GIVEN REQUEST: Quote every entry below line for line, with the same wording, and leave out the picture.

MATERIAL PROVIDED:
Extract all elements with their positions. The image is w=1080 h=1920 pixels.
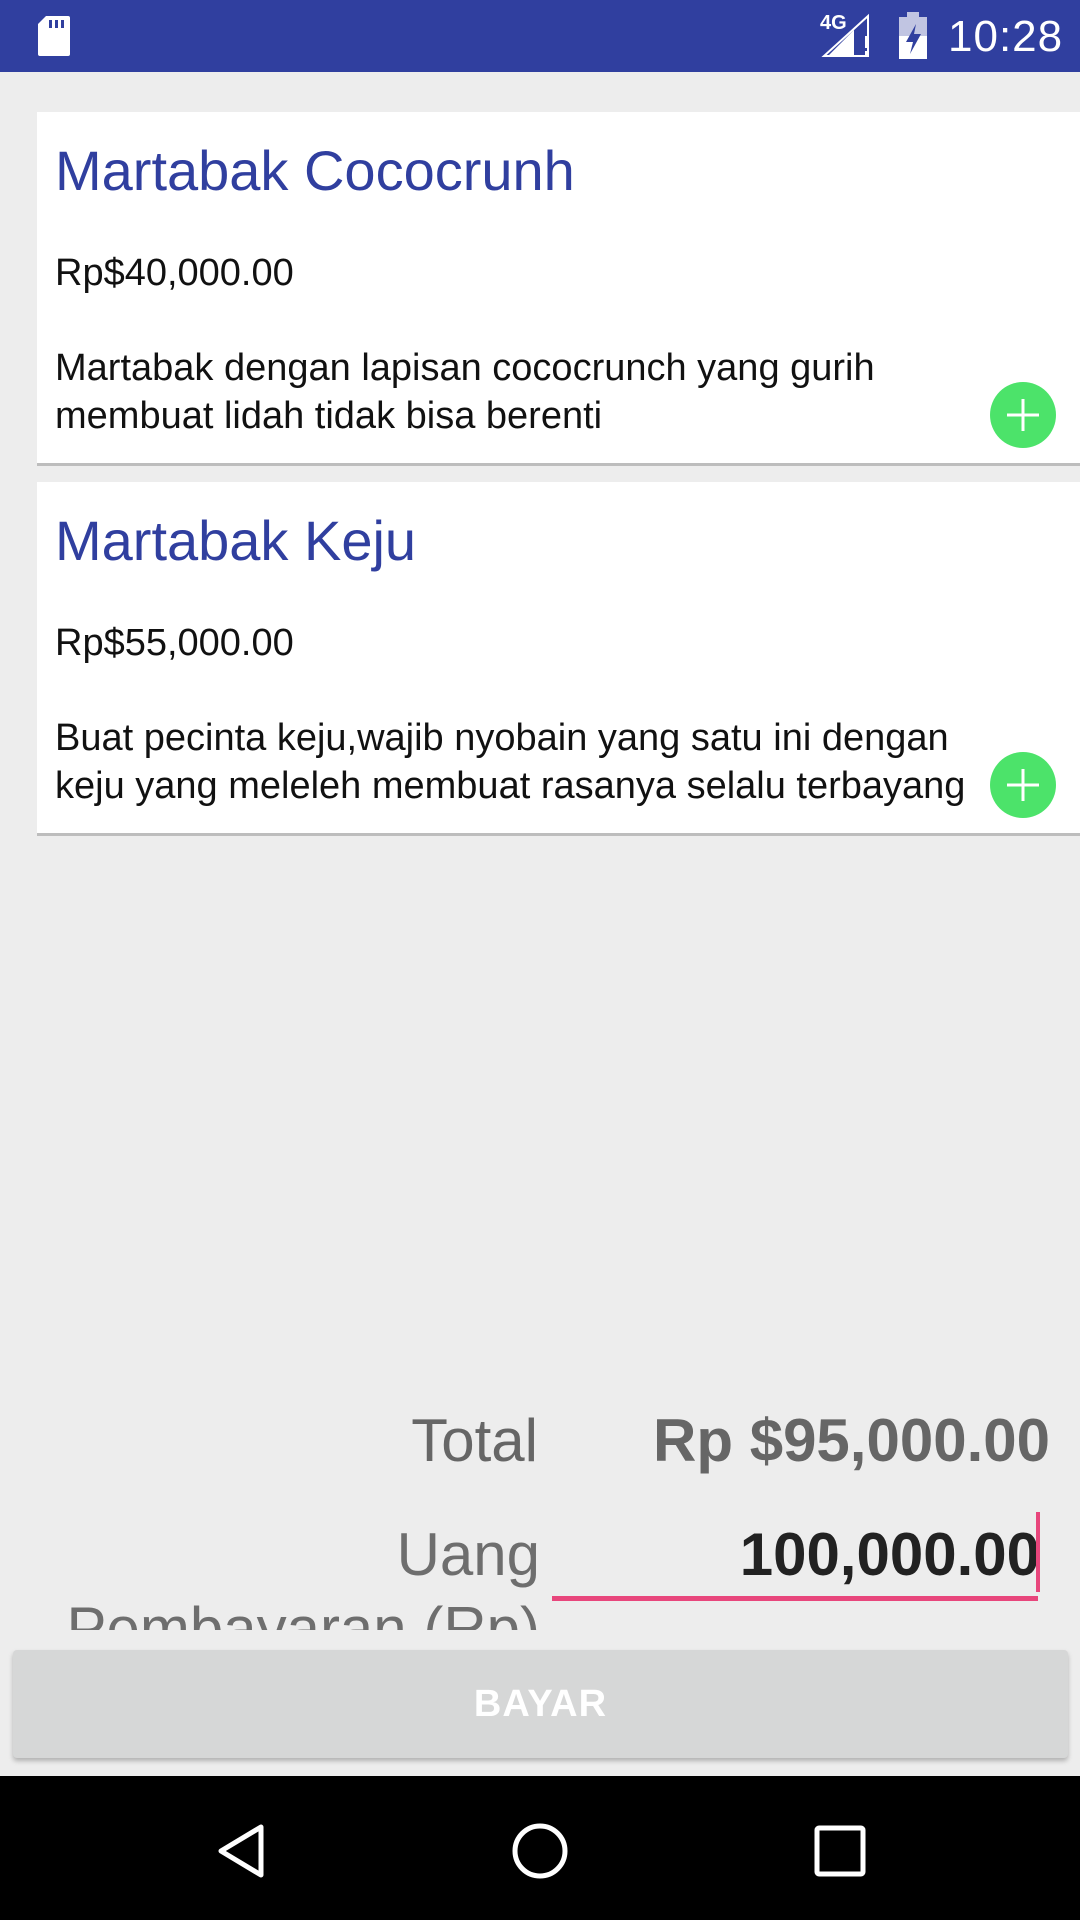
back-triangle-icon bbox=[218, 1824, 264, 1878]
home-button[interactable] bbox=[495, 1806, 585, 1896]
recents-button[interactable] bbox=[795, 1806, 885, 1896]
description-line: keju yang meleleh membuat rasanya selalu… bbox=[55, 765, 966, 807]
navigation-bar bbox=[0, 1776, 1080, 1920]
menu-item-title: Martabak Keju bbox=[55, 509, 417, 572]
payment-label: Uang Pembayaran (Rp) bbox=[66, 1521, 540, 1630]
payment-amount-input[interactable] bbox=[552, 1514, 1040, 1594]
plus-icon bbox=[1007, 769, 1039, 801]
pay-button[interactable]: BAYAR bbox=[13, 1650, 1068, 1758]
recents-square-icon bbox=[814, 1825, 866, 1877]
menu-item-price: Rp$55,000.00 bbox=[55, 622, 294, 664]
input-underline bbox=[552, 1596, 1038, 1601]
menu-item-card[interactable]: Martabak Cococrunh Rp$40,000.00 Martabak… bbox=[37, 112, 1080, 466]
total-value: Rp $95,000.00 bbox=[653, 1407, 1050, 1474]
menu-item-description: Martabak dengan lapisan cococrunch yang … bbox=[55, 344, 1055, 440]
total-label: Total bbox=[411, 1407, 538, 1474]
menu-item-description: Buat pecinta keju,wajib nyobain yang sat… bbox=[55, 714, 1055, 810]
plus-icon bbox=[1007, 399, 1039, 431]
clock: 10:28 bbox=[948, 12, 1064, 61]
description-line: Buat pecinta keju,wajib nyobain yang sat… bbox=[55, 717, 949, 759]
menu-item-price: Rp$40,000.00 bbox=[55, 252, 294, 294]
battery-charging-icon bbox=[899, 12, 927, 59]
add-item-button[interactable] bbox=[990, 382, 1056, 448]
signal-icon bbox=[821, 13, 869, 57]
home-circle-icon bbox=[512, 1823, 568, 1879]
add-item-button[interactable] bbox=[990, 752, 1056, 818]
text-cursor bbox=[1036, 1512, 1040, 1592]
status-bar: 4G 10:28 bbox=[0, 0, 1080, 72]
description-line: Martabak dengan lapisan cococrunch yang … bbox=[55, 347, 875, 389]
menu-item-card[interactable]: Martabak Keju Rp$55,000.00 Buat pecinta … bbox=[37, 482, 1080, 836]
back-button[interactable] bbox=[196, 1806, 286, 1896]
description-line: membuat lidah tidak bisa berenti bbox=[55, 395, 603, 437]
menu-item-title: Martabak Cococrunh bbox=[55, 139, 575, 202]
sd-card-icon bbox=[38, 16, 70, 56]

TASK ANSWER:
Extract all elements with their positions. The image is w=1080 h=1920 pixels.
back-triangle-icon bbox=[218, 1824, 264, 1878]
home-button[interactable] bbox=[495, 1806, 585, 1896]
recents-button[interactable] bbox=[795, 1806, 885, 1896]
description-line: keju yang meleleh membuat rasanya selalu… bbox=[55, 765, 966, 807]
navigation-bar bbox=[0, 1776, 1080, 1920]
menu-item-title: Martabak Keju bbox=[55, 509, 417, 572]
payment-label: Uang Pembayaran (Rp) bbox=[66, 1521, 540, 1630]
payment-amount-input[interactable] bbox=[552, 1514, 1040, 1594]
plus-icon bbox=[1007, 769, 1039, 801]
pay-button[interactable]: BAYAR bbox=[13, 1650, 1068, 1758]
recents-square-icon bbox=[814, 1825, 866, 1877]
menu-item-price: Rp$55,000.00 bbox=[55, 622, 294, 664]
input-underline bbox=[552, 1596, 1038, 1601]
menu-item-card[interactable]: Martabak Cococrunh Rp$40,000.00 Martabak… bbox=[37, 112, 1080, 466]
total-value: Rp $95,000.00 bbox=[653, 1407, 1050, 1474]
menu-item-description: Martabak dengan lapisan cococrunch yang … bbox=[55, 344, 1055, 440]
total-label: Total bbox=[411, 1407, 538, 1474]
menu-item-description: Buat pecinta keju,wajib nyobain yang sat… bbox=[55, 714, 1055, 810]
plus-icon bbox=[1007, 399, 1039, 431]
clock: 10:28 bbox=[948, 12, 1064, 61]
description-line: Buat pecinta keju,wajib nyobain yang sat… bbox=[55, 717, 949, 759]
menu-item-price: Rp$40,000.00 bbox=[55, 252, 294, 294]
battery-charging-icon bbox=[899, 12, 927, 59]
add-item-button[interactable] bbox=[990, 382, 1056, 448]
signal-icon bbox=[821, 13, 869, 57]
home-circle-icon bbox=[512, 1823, 568, 1879]
add-item-button[interactable] bbox=[990, 752, 1056, 818]
text-cursor bbox=[1036, 1512, 1040, 1592]
status-bar: 4G 10:28 bbox=[0, 0, 1080, 72]
description-line: Martabak dengan lapisan cococrunch yang … bbox=[55, 347, 875, 389]
menu-item-card[interactable]: Martabak Keju Rp$55,000.00 Buat pecinta … bbox=[37, 482, 1080, 836]
back-button[interactable] bbox=[196, 1806, 286, 1896]
description-line: membuat lidah tidak bisa berenti bbox=[55, 395, 603, 437]
menu-item-title: Martabak Cococrunh bbox=[55, 139, 575, 202]
sd-card-icon bbox=[38, 16, 70, 56]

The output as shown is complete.